▸ Exercise objective
Return all of the following lines word for word, with no changes.

<<<<

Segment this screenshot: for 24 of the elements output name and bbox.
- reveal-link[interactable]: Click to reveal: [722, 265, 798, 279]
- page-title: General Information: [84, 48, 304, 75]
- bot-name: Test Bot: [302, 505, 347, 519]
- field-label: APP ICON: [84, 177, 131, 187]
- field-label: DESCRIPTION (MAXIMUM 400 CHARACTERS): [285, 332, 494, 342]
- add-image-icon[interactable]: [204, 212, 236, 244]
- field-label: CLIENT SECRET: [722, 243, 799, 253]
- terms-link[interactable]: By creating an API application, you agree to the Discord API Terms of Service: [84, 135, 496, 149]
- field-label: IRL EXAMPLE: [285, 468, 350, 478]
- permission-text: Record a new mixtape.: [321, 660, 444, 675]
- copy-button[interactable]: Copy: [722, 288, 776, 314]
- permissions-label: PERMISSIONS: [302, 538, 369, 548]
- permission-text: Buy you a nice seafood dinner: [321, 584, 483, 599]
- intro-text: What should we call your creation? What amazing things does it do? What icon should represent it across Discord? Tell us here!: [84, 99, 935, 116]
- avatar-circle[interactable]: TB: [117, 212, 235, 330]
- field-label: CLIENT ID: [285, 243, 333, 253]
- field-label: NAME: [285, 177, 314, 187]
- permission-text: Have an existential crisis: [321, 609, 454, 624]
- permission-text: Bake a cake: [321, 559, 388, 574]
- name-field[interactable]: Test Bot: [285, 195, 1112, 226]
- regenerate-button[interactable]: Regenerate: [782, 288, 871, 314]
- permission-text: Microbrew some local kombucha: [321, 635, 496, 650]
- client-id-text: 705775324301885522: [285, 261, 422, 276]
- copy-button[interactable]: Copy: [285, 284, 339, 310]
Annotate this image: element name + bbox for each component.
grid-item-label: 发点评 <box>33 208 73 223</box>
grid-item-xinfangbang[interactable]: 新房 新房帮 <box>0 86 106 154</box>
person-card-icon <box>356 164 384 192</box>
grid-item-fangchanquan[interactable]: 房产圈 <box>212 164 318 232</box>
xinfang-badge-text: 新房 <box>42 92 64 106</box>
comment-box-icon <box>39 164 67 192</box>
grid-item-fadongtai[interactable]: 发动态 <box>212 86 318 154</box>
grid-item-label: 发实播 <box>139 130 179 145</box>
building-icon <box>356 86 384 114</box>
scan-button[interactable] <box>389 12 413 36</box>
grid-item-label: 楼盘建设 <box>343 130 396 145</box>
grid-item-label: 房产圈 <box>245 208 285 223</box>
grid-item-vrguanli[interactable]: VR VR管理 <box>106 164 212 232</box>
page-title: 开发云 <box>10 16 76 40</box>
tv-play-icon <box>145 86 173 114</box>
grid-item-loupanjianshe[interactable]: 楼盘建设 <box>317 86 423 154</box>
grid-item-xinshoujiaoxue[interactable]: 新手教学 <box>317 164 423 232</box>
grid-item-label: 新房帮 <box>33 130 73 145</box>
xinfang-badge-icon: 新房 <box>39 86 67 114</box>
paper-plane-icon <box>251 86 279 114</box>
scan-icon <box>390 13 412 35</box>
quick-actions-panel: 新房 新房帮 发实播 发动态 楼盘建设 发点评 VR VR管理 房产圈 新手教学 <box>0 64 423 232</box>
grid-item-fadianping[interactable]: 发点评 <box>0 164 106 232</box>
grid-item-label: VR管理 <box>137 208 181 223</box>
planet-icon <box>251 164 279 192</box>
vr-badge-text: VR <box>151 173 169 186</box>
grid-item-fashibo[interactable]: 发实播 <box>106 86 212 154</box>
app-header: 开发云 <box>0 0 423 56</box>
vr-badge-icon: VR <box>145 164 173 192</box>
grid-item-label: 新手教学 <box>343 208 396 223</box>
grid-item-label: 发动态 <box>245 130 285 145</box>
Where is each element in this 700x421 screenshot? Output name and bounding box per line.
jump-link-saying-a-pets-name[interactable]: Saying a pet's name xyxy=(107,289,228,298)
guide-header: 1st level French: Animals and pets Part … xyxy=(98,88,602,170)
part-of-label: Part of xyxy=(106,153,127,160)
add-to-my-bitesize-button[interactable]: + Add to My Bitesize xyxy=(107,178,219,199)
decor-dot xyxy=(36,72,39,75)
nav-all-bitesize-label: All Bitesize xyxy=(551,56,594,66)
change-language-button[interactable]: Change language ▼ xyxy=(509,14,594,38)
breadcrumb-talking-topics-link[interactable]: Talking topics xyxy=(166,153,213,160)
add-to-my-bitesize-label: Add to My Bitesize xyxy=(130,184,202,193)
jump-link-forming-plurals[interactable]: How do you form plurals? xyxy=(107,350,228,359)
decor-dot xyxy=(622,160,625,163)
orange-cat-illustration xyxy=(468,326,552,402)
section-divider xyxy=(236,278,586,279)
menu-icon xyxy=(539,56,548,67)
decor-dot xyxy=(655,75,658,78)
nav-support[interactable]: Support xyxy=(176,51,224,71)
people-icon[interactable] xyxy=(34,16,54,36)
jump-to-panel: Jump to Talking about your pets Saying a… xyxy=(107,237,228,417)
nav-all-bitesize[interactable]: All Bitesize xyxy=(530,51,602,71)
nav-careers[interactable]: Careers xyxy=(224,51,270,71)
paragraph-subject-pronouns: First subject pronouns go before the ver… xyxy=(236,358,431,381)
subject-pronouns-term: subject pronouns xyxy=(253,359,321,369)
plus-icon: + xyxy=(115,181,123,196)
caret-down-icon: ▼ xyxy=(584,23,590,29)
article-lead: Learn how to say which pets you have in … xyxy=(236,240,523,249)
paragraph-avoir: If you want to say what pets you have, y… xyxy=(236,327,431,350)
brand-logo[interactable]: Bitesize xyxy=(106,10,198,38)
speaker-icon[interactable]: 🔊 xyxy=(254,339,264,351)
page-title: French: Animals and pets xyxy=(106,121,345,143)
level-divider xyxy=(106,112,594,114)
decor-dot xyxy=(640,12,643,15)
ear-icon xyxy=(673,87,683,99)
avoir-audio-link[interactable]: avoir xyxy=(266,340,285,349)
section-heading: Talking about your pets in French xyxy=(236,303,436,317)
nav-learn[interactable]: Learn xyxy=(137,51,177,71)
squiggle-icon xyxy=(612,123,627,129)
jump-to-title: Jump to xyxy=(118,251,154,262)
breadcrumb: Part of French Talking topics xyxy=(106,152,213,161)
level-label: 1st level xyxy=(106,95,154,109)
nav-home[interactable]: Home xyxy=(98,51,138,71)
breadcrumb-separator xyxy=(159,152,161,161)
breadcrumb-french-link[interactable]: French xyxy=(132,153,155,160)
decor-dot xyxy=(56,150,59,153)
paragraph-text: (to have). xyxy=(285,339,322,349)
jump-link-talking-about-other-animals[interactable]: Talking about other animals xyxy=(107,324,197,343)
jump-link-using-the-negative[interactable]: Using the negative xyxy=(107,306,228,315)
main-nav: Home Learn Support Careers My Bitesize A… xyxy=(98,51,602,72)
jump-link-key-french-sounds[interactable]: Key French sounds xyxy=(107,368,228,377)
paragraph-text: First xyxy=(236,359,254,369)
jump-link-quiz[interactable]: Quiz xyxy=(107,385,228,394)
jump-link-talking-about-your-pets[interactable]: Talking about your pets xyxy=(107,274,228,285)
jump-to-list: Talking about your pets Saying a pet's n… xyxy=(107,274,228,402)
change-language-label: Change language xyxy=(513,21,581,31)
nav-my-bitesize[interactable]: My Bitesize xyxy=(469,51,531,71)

>>>>

▸ Expected answer
Segment this screenshot: for 24 of the elements output name and bbox.
- reveal-link[interactable]: Click to reveal: [722, 265, 798, 279]
- page-title: General Information: [84, 48, 304, 75]
- bot-name: Test Bot: [302, 505, 347, 519]
- field-label: APP ICON: [84, 177, 131, 187]
- field-label: DESCRIPTION (MAXIMUM 400 CHARACTERS): [285, 332, 494, 342]
- add-image-icon[interactable]: [204, 212, 236, 244]
- field-label: CLIENT SECRET: [722, 243, 799, 253]
- terms-link[interactable]: By creating an API application, you agree to the Discord API Terms of Service: [84, 135, 496, 149]
- field-label: IRL EXAMPLE: [285, 468, 350, 478]
- permission-text: Record a new mixtape.: [321, 660, 444, 675]
- copy-button[interactable]: Copy: [722, 288, 776, 314]
- permissions-label: PERMISSIONS: [302, 538, 369, 548]
- permission-text: Buy you a nice seafood dinner: [321, 584, 483, 599]
- intro-text: What should we call your creation? What amazing things does it do? What icon should represent it across Discord? Tell us here!: [84, 99, 935, 116]
- avatar-circle[interactable]: TB: [117, 212, 235, 330]
- field-label: CLIENT ID: [285, 243, 333, 253]
- field-label: NAME: [285, 177, 314, 187]
- permission-text: Have an existential crisis: [321, 609, 454, 624]
- permission-text: Bake a cake: [321, 559, 388, 574]
- name-field[interactable]: Test Bot: [285, 195, 1112, 226]
- regenerate-button[interactable]: Regenerate: [782, 288, 871, 314]
- permission-text: Microbrew some local kombucha: [321, 635, 496, 650]
- client-id-text: 705775324301885522: [285, 261, 422, 276]
- copy-button[interactable]: Copy: [285, 284, 339, 310]
Annotate this image: element name + bbox for each component.
grid-item-label: 发点评 <box>33 208 73 223</box>
grid-item-xinfangbang[interactable]: 新房 新房帮 <box>0 86 106 154</box>
person-card-icon <box>356 164 384 192</box>
grid-item-fangchanquan[interactable]: 房产圈 <box>212 164 318 232</box>
xinfang-badge-text: 新房 <box>42 92 64 106</box>
comment-box-icon <box>39 164 67 192</box>
grid-item-fadongtai[interactable]: 发动态 <box>212 86 318 154</box>
grid-item-label: 发实播 <box>139 130 179 145</box>
building-icon <box>356 86 384 114</box>
scan-button[interactable] <box>389 12 413 36</box>
grid-item-label: 楼盘建设 <box>343 130 396 145</box>
grid-item-label: 房产圈 <box>245 208 285 223</box>
grid-item-vrguanli[interactable]: VR VR管理 <box>106 164 212 232</box>
page-title: 开发云 <box>10 16 76 40</box>
tv-play-icon <box>145 86 173 114</box>
grid-item-loupanjianshe[interactable]: 楼盘建设 <box>317 86 423 154</box>
grid-item-xinshoujiaoxue[interactable]: 新手教学 <box>317 164 423 232</box>
grid-item-label: 新房帮 <box>33 130 73 145</box>
xinfang-badge-icon: 新房 <box>39 86 67 114</box>
paper-plane-icon <box>251 86 279 114</box>
scan-icon <box>390 13 412 35</box>
quick-actions-panel: 新房 新房帮 发实播 发动态 楼盘建设 发点评 VR VR管理 房产圈 新手教学 <box>0 64 423 232</box>
grid-item-fadianping[interactable]: 发点评 <box>0 164 106 232</box>
grid-item-label: VR管理 <box>137 208 181 223</box>
planet-icon <box>251 164 279 192</box>
vr-badge-text: VR <box>151 173 169 186</box>
grid-item-fashibo[interactable]: 发实播 <box>106 86 212 154</box>
app-header: 开发云 <box>0 0 423 56</box>
vr-badge-icon: VR <box>145 164 173 192</box>
grid-item-label: 新手教学 <box>343 208 396 223</box>
grid-item-label: 发动态 <box>245 130 285 145</box>
Where is each element in this 700x421 screenshot? Output name and bounding box per line.
jump-link-saying-a-pets-name[interactable]: Saying a pet's name xyxy=(107,289,228,298)
guide-header: 1st level French: Animals and pets Part … xyxy=(98,88,602,170)
part-of-label: Part of xyxy=(106,153,127,160)
add-to-my-bitesize-button[interactable]: + Add to My Bitesize xyxy=(107,178,219,199)
decor-dot xyxy=(36,72,39,75)
nav-all-bitesize-label: All Bitesize xyxy=(551,56,594,66)
change-language-button[interactable]: Change language ▼ xyxy=(509,14,594,38)
breadcrumb-talking-topics-link[interactable]: Talking topics xyxy=(166,153,213,160)
add-to-my-bitesize-label: Add to My Bitesize xyxy=(130,184,202,193)
jump-link-forming-plurals[interactable]: How do you form plurals? xyxy=(107,350,228,359)
decor-dot xyxy=(622,160,625,163)
orange-cat-illustration xyxy=(468,326,552,402)
section-divider xyxy=(236,278,586,279)
menu-icon xyxy=(539,56,548,67)
decor-dot xyxy=(655,75,658,78)
nav-support[interactable]: Support xyxy=(176,51,224,71)
people-icon[interactable] xyxy=(34,16,54,36)
jump-to-panel: Jump to Talking about your pets Saying a… xyxy=(107,237,228,417)
nav-all-bitesize[interactable]: All Bitesize xyxy=(530,51,602,71)
nav-careers[interactable]: Careers xyxy=(224,51,270,71)
paragraph-subject-pronouns: First subject pronouns go before the ver… xyxy=(236,358,431,381)
subject-pronouns-term: subject pronouns xyxy=(253,359,321,369)
plus-icon: + xyxy=(115,181,123,196)
caret-down-icon: ▼ xyxy=(584,23,590,29)
article-lead: Learn how to say which pets you have in … xyxy=(236,240,523,249)
paragraph-avoir: If you want to say what pets you have, y… xyxy=(236,327,431,350)
brand-logo[interactable]: Bitesize xyxy=(106,10,198,38)
speaker-icon[interactable]: 🔊 xyxy=(254,339,264,351)
page-title: French: Animals and pets xyxy=(106,121,345,143)
level-divider xyxy=(106,112,594,114)
decor-dot xyxy=(640,12,643,15)
ear-icon xyxy=(673,87,683,99)
avoir-audio-link[interactable]: avoir xyxy=(266,340,285,349)
section-heading: Talking about your pets in French xyxy=(236,303,436,317)
nav-learn[interactable]: Learn xyxy=(137,51,177,71)
squiggle-icon xyxy=(612,123,627,129)
jump-to-title: Jump to xyxy=(118,251,154,262)
breadcrumb: Part of French Talking topics xyxy=(106,152,213,161)
level-label: 1st level xyxy=(106,95,154,109)
nav-home[interactable]: Home xyxy=(98,51,138,71)
breadcrumb-separator xyxy=(159,152,161,161)
breadcrumb-french-link[interactable]: French xyxy=(132,153,155,160)
decor-dot xyxy=(56,150,59,153)
paragraph-text: (to have). xyxy=(285,339,322,349)
jump-link-talking-about-other-animals[interactable]: Talking about other animals xyxy=(107,324,197,343)
jump-link-using-the-negative[interactable]: Using the negative xyxy=(107,306,228,315)
main-nav: Home Learn Support Careers My Bitesize A… xyxy=(98,51,602,72)
jump-link-key-french-sounds[interactable]: Key French sounds xyxy=(107,368,228,377)
paragraph-text: First xyxy=(236,359,254,369)
jump-link-quiz[interactable]: Quiz xyxy=(107,385,228,394)
jump-link-talking-about-your-pets[interactable]: Talking about your pets xyxy=(107,274,228,285)
jump-to-list: Talking about your pets Saying a pet's n… xyxy=(107,274,228,402)
change-language-label: Change language xyxy=(513,21,581,31)
nav-my-bitesize[interactable]: My Bitesize xyxy=(469,51,531,71)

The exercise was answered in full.